GIVEN PROBLEM => Each line should be copied exactly.

INFORMATION SHOWN =>
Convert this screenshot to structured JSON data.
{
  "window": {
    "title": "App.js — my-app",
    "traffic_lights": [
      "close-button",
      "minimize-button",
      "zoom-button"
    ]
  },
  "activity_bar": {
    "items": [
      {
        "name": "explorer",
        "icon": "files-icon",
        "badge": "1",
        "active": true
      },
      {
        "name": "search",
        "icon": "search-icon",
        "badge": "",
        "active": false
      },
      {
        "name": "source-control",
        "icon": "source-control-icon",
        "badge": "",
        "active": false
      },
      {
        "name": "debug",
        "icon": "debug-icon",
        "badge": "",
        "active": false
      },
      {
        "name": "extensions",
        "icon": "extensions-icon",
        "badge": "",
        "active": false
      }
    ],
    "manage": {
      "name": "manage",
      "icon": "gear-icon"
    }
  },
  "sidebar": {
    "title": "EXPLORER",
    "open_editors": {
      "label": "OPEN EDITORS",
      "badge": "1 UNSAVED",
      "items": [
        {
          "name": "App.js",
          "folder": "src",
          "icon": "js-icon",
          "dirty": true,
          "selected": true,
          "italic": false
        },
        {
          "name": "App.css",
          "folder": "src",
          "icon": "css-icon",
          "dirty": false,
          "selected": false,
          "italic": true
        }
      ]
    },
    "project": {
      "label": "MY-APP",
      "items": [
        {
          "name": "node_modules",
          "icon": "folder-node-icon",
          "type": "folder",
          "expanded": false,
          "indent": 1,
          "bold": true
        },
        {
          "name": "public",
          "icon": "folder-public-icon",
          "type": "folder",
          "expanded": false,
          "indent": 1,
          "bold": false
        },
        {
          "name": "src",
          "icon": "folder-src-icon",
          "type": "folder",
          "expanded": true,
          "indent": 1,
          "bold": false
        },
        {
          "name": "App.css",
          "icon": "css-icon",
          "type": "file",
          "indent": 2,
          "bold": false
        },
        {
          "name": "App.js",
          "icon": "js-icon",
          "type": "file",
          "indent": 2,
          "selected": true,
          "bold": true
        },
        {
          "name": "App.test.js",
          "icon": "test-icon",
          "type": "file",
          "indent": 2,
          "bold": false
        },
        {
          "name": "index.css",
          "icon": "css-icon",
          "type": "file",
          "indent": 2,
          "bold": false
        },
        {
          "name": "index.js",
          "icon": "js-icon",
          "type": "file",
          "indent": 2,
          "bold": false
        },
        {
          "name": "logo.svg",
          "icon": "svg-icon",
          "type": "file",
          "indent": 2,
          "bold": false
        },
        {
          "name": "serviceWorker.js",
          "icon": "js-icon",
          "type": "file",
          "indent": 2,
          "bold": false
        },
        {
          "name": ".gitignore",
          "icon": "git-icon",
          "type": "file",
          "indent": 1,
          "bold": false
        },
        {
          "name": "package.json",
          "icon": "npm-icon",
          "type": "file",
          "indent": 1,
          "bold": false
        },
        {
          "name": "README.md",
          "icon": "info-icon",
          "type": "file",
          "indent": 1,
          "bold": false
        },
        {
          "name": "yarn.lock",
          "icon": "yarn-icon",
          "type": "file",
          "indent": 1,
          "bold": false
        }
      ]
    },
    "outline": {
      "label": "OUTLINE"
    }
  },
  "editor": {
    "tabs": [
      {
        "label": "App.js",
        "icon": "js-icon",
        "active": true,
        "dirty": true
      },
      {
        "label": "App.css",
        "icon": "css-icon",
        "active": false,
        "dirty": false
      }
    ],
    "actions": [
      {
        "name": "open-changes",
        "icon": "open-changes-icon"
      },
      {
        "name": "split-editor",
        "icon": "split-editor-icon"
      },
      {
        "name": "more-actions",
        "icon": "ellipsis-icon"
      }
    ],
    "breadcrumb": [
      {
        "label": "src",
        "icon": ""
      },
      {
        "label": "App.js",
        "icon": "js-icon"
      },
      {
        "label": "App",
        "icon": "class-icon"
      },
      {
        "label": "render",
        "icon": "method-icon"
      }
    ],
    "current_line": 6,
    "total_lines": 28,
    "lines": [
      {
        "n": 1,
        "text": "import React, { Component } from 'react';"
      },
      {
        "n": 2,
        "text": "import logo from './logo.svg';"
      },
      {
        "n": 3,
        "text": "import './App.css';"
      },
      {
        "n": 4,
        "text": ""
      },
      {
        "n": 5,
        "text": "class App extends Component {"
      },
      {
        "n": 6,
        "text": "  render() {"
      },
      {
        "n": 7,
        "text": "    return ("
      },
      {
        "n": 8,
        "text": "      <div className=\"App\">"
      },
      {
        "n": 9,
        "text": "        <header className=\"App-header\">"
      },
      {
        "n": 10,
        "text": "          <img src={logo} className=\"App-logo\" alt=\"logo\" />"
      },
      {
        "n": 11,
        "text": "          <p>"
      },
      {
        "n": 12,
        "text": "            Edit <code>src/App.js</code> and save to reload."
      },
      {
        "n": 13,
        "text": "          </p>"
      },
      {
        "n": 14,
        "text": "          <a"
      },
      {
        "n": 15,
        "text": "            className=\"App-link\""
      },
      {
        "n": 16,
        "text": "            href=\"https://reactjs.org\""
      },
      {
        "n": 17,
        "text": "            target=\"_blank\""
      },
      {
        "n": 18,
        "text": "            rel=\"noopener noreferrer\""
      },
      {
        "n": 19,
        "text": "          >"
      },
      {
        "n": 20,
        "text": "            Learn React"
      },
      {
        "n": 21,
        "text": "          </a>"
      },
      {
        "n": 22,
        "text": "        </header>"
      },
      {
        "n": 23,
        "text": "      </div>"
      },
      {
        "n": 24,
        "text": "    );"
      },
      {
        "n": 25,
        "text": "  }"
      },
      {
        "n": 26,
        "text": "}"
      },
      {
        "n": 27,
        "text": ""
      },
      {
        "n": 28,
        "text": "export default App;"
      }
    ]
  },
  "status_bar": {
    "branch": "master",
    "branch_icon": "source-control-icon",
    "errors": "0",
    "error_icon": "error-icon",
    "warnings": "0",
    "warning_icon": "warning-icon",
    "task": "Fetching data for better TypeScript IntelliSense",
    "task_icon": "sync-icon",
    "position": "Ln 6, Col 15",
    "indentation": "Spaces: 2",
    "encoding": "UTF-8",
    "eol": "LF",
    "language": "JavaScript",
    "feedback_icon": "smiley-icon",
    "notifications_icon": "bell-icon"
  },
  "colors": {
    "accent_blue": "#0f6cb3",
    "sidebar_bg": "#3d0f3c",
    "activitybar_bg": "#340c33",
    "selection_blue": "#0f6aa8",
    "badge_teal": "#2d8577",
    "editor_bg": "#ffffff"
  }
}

REPLY =>
Convert this screenshot to structured JSON data.
{
  "window": {
    "title": "App.js — my-app",
    "traffic_lights": [
      "close-button",
      "minimize-button",
      "zoom-button"
    ]
  },
  "activity_bar": {
    "items": [
      {
        "name": "explorer",
        "icon": "files-icon",
        "badge": "1",
        "active": true
      },
      {
        "name": "search",
        "icon": "search-icon",
        "badge": "",
        "active": false
      },
      {
        "name": "source-control",
        "icon": "source-control-icon",
        "badge": "",
        "active": false
      },
      {
        "name": "debug",
        "icon": "debug-icon",
        "badge": "",
        "active": false
      },
      {
        "name": "extensions",
        "icon": "extensions-icon",
        "badge": "",
        "active": false
      }
    ],
    "manage": {
      "name": "manage",
      "icon": "gear-icon"
    }
  },
  "sidebar": {
    "title": "EXPLORER",
    "open_editors": {
      "label": "OPEN EDITORS",
      "badge": "1 UNSAVED",
      "items": [
        {
          "name": "App.js",
          "folder": "src",
          "icon": "js-icon",
          "dirty": true,
          "selected": true,
          "italic": false
        },
        {
          "name": "App.css",
          "folder": "src",
          "icon": "css-icon",
          "dirty": false,
          "selected": false,
          "italic": true
        }
      ]
    },
    "project": {
      "label": "MY-APP",
      "items": [
        {
          "name": "node_modules",
          "icon": "folder-node-icon",
          "type": "folder",
          "expanded": false,
          "indent": 1,
          "bold": true
        },
        {
          "name": "public",
          "icon": "folder-public-icon",
          "type": "folder",
          "expanded": false,
          "indent": 1,
          "bold": false
        },
        {
          "name": "src",
          "icon": "folder-src-icon",
          "type": "folder",
          "expanded": true,
          "indent": 1,
          "bold": false
        },
        {
          "name": "App.css",
          "icon": "css-icon",
          "type": "file",
          "indent": 2,
          "bold": false
        },
        {
          "name": "App.js",
          "icon": "js-icon",
          "type": "file",
          "indent": 2,
          "selected": true,
          "bold": true
        },
        {
          "name": "App.test.js",
          "icon": "test-icon",
          "type": "file",
          "indent": 2,
          "bold": false
        },
        {
          "name": "index.css",
          "icon": "css-icon",
          "type": "file",
          "indent": 2,
          "bold": false
        },
        {
          "name": "index.js",
          "icon": "js-icon",
          "type": "file",
          "indent": 2,
          "bold": false
        },
        {
          "name": "logo.svg",
          "icon": "svg-icon",
          "type": "file",
          "indent": 2,
          "bold": false
        },
        {
          "name": "serviceWorker.js",
          "icon": "js-icon",
          "type": "file",
          "indent": 2,
          "bold": false
        },
        {
          "name": ".gitignore",
          "icon": "git-icon",
          "type": "file",
          "indent": 1,
          "bold": false
        },
        {
          "name": "package.json",
          "icon": "npm-icon",
          "type": "file",
          "indent": 1,
          "bold": false
        },
        {
          "name": "README.md",
          "icon": "info-icon",
          "type": "file",
          "indent": 1,
          "bold": false
        },
        {
          "name": "yarn.lock",
          "icon": "yarn-icon",
          "type": "file",
          "indent": 1,
          "bold": false
        }
      ]
    },
    "outline": {
      "label": "OUTLINE"
    }
  },
  "editor": {
    "tabs": [
      {
        "label": "App.js",
        "icon": "js-icon",
        "active": true,
        "dirty": true
      },
      {
        "label": "App.css",
        "icon": "css-icon",
        "active": false,
        "dirty": false
      }
    ],
    "actions": [
      {
        "name": "open-changes",
        "icon": "open-changes-icon"
      },
      {
        "name": "split-editor",
        "icon": "split-editor-icon"
      },
      {
        "name": "more-actions",
        "icon": "ellipsis-icon"
      }
    ],
    "breadcrumb": [
      {
        "label": "src",
        "icon": ""
      },
      {
        "label": "App.js",
        "icon": "js-icon"
      },
      {
        "label": "App",
        "icon": "class-icon"
      },
      {
        "label": "render",
        "icon": "method-icon"
      }
    ],
    "current_line": 6,
    "total_lines": 28,
    "lines": [
      {
        "n": 1,
        "text": "import React, { Component } from 'react';"
      },
      {
        "n": 2,
        "text": "import logo from './logo.svg';"
      },
      {
        "n": 3,
        "text": "import './App.css';"
      },
      {
        "n": 4,
        "text": ""
      },
      {
        "n": 5,
        "text": "class App extends Component {"
      },
      {
        "n": 6,
        "text": "  render() {"
      },
      {
        "n": 7,
        "text": "    return ("
      },
      {
        "n": 8,
        "text": "      <div className=\"App\">"
      },
      {
        "n": 9,
        "text": "        <header className=\"App-header\">"
      },
      {
        "n": 10,
        "text": "          <img src={logo} className=\"App-logo\" alt=\"logo\" />"
      },
      {
        "n": 11,
        "text": "          <p>"
      },
      {
        "n": 12,
        "text": "            Edit <code>src/App.js</code> and save to reload."
      },
      {
        "n": 13,
        "text": "          </p>"
      },
      {
        "n": 14,
        "text": "          <a"
      },
      {
        "n": 15,
        "text": "            className=\"App-link\""
      },
      {
        "n": 16,
        "text": "            href=\"https://reactjs.org\""
      },
      {
        "n": 17,
        "text": "            target=\"_blank\""
      },
      {
        "n": 18,
        "text": "            rel=\"noopener noreferrer\""
      },
      {
        "n": 19,
        "text": "          >"
      },
      {
        "n": 20,
        "text": "            Learn React"
      },
      {
        "n": 21,
        "text": "          </a>"
      },
      {
        "n": 22,
        "text": "        </header>"
      },
      {
        "n": 23,
        "text": "      </div>"
      },
      {
        "n": 24,
        "text": "    );"
      },
      {
        "n": 25,
        "text": "  }"
      },
      {
        "n": 26,
        "text": "}"
      },
      {
        "n": 27,
        "text": ""
      },
      {
        "n": 28,
        "text": "export default App;"
      }
    ]
  },
  "status_bar": {
    "branch": "master",
    "branch_icon": "source-control-icon",
    "errors": "0",
    "error_icon": "error-icon",
    "warnings": "0",
    "warning_icon": "warning-icon",
    "task": "Fetching data for better TypeScript IntelliSense",
    "task_icon": "sync-icon",
    "position": "Ln 6, Col 15",
    "indentation": "Spaces: 2",
    "encoding": "UTF-8",
    "eol": "LF",
    "language": "JavaScript",
    "feedback_icon": "smiley-icon",
    "notifications_icon": "bell-icon"
  },
  "colors": {
    "accent_blue": "#0f6cb3",
    "sidebar_bg": "#3d0f3c",
    "activitybar_bg": "#340c33",
    "selection_blue": "#0f6aa8",
    "badge_teal": "#2d8577",
    "editor_bg": "#ffffff"
  }
}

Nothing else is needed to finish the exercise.